▶ [SHORT TASK]
Single out the lines that include the word "value". Copy them.

▶ [ITEMS]
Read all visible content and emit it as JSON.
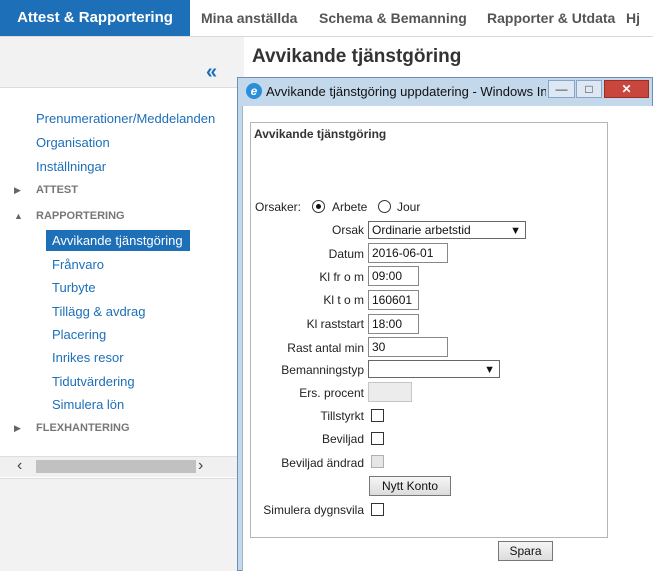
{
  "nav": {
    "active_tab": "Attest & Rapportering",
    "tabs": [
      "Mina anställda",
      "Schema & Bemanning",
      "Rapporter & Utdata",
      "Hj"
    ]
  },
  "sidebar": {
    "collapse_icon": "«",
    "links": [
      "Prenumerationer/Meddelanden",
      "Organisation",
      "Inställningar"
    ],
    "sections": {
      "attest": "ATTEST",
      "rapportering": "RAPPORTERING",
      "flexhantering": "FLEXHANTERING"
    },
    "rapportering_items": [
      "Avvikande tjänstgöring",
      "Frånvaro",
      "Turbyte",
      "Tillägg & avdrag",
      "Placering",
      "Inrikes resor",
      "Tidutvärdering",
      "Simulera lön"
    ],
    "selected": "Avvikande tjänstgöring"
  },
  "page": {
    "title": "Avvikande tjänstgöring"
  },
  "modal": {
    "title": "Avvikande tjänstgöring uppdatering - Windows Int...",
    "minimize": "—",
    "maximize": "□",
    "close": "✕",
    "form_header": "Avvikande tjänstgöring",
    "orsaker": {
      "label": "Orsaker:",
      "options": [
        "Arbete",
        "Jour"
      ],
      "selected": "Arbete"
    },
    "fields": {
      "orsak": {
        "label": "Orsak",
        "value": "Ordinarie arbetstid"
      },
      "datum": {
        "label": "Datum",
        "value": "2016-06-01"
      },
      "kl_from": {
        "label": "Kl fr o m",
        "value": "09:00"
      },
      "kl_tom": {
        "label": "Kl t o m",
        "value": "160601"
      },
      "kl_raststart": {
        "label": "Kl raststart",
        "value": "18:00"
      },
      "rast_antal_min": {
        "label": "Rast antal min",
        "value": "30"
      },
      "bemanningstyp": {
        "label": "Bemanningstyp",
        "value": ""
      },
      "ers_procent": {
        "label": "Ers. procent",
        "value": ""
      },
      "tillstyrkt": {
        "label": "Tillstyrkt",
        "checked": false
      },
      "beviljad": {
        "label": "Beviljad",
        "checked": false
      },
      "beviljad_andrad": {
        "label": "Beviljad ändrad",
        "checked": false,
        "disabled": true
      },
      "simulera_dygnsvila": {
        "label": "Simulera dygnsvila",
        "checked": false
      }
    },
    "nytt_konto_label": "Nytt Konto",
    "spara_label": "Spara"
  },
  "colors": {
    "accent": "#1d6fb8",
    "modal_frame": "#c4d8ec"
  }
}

▶ [TASK OUTPUT]
        "value": "Ordinarie arbetstid"
        "value": "2016-06-01"
        "value": "09:00"
        "value": "160601"
        "value": "18:00"
        "value": "30"
        "value": ""
        "value": ""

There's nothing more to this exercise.